Your task ->
Filter the entries, keeping every line with the word "Németh".

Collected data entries
* * * * * * *

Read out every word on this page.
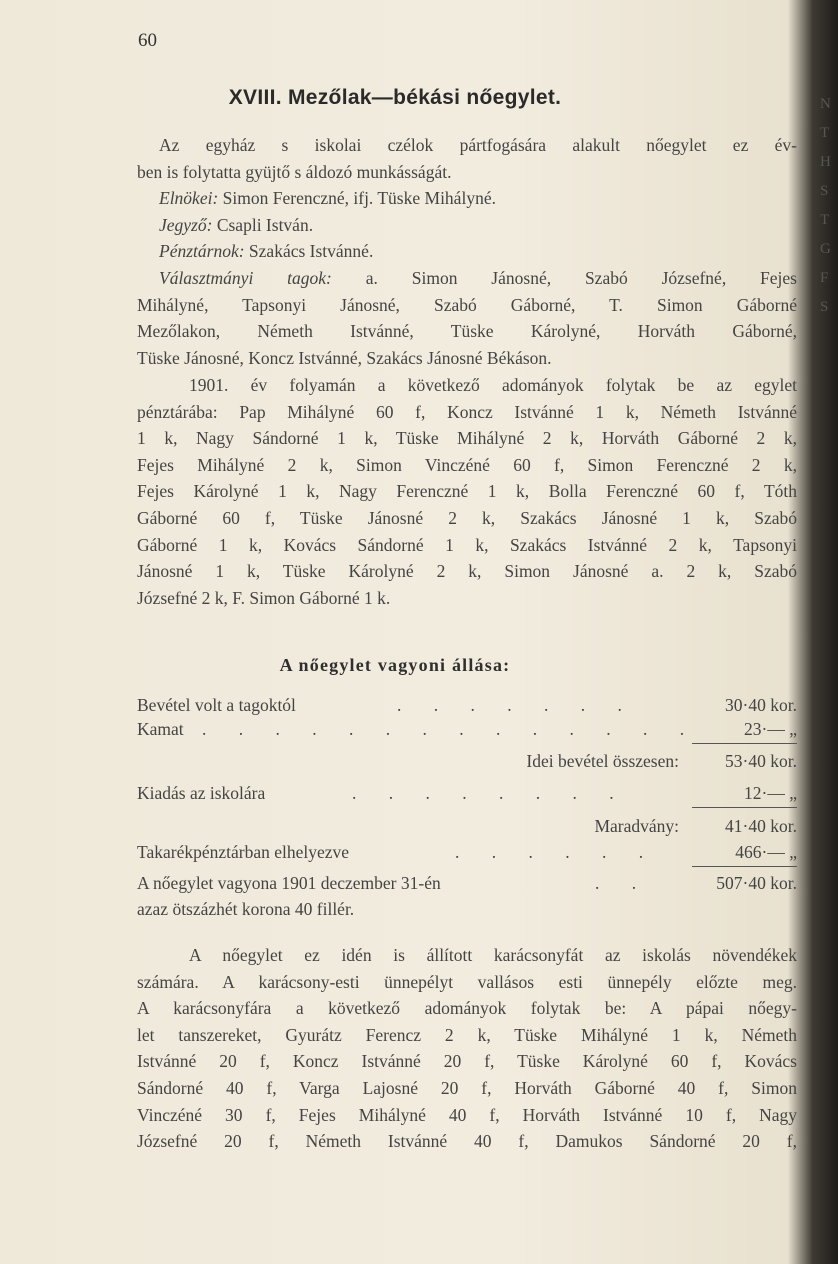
60
XVIII. Mezőlak—békási nőegylet.
Az egyház s iskolai czélok pártfogására alakult nőegylet ez év-
ben is folytatta gyüjtő s áldozó munkásságát.
Elnökei: Simon Ferenczné, ifj. Tüske Mihályné.
Jegyző: Csapli István.
Pénztárnok: Szakács Istvánné.
Választmányi tagok: a. Simon Jánosné, Szabó Józsefné, Fejes
Mihályné, Tapsonyi Jánosné, Szabó Gáborné, T. Simon Gáborné
Mezőlakon, Németh Istvánné, Tüske Károlyné, Horváth Gáborné,
Tüske Jánosné, Koncz Istvánné, Szakács Jánosné Békáson.
1901. év folyamán a következő adományok folytak be az egylet
pénztárába: Pap Mihályné 60 f, Koncz Istvánné 1 k, Németh Istvánné
1 k, Nagy Sándorné 1 k, Tüske Mihályné 2 k, Horváth Gáborné 2 k,
Fejes Mihályné 2 k, Simon Vinczéné 60 f, Simon Ferenczné 2 k,
Fejes Károlyné 1 k, Nagy Ferenczné 1 k, Bolla Ferenczné 60 f, Tóth
Gáborné 60 f, Tüske Jánosné 2 k, Szakács Jánosné 1 k, Szabó
Gáborné 1 k, Kovács Sándorné 1 k, Szakács Istvánné 2 k, Tapsonyi
Jánosné 1 k, Tüske Károlyné 2 k, Simon Jánosné a. 2 k, Szabó
Józsefné 2 k, F. Simon Gáborné 1 k.
A nőegylet vagyoni állása:
Bevétel volt a tagoktól	. . . . . . .	30·40 kor.
Kamat . . . . . . . . . . . . . .	23·— „
Idei bevétel összesen:	53·40 kor.
Kiadás az iskolára	. . . . . . . .	12·— „
Maradvány:	41·40 kor.
Takarékpénztárban elhelyezve	. . . . . .	466·— „
A nőegylet vagyona 1901 deczember 31-én	. .	507·40 kor.
azaz ötszázhét korona 40 fillér.
A nőegylet ez idén is állított karácsonyfát az iskolás növendékek
számára. A karácsony-esti ünnepélyt vallásos esti ünnepély előzte meg.
A karácsonyfára a következő adományok folytak be: A pápai nőegy-
let tanszereket, Gyurátz Ferencz 2 k, Tüske Mihályné 1 k, Németh
Istvánné 20 f, Koncz Istvánné 20 f, Tüske Károlyné 60 f, Kovács
Sándorné 40 f, Varga Lajosné 20 f, Horváth Gáborné 40 f, Simon
Vinczéné 30 f, Fejes Mihályné 40 f, Horváth Istvánné 10 f, Nagy
Józsefné 20 f, Németh Istvánné 40 f, Damukos Sándorné 20 f,
N
T
H
S
T
G
F
S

* * * * * * *

Full output ->
Mezőlakon, Németh Istvánné, Tüske Károlyné, Horváth Gáborné,
pénztárába: Pap Mihályné 60 f, Koncz Istvánné 1 k, Németh Istvánné
let tanszereket, Gyurátz Ferencz 2 k, Tüske Mihályné 1 k, Németh
Józsefné 20 f, Németh Istvánné 40 f, Damukos Sándorné 20 f,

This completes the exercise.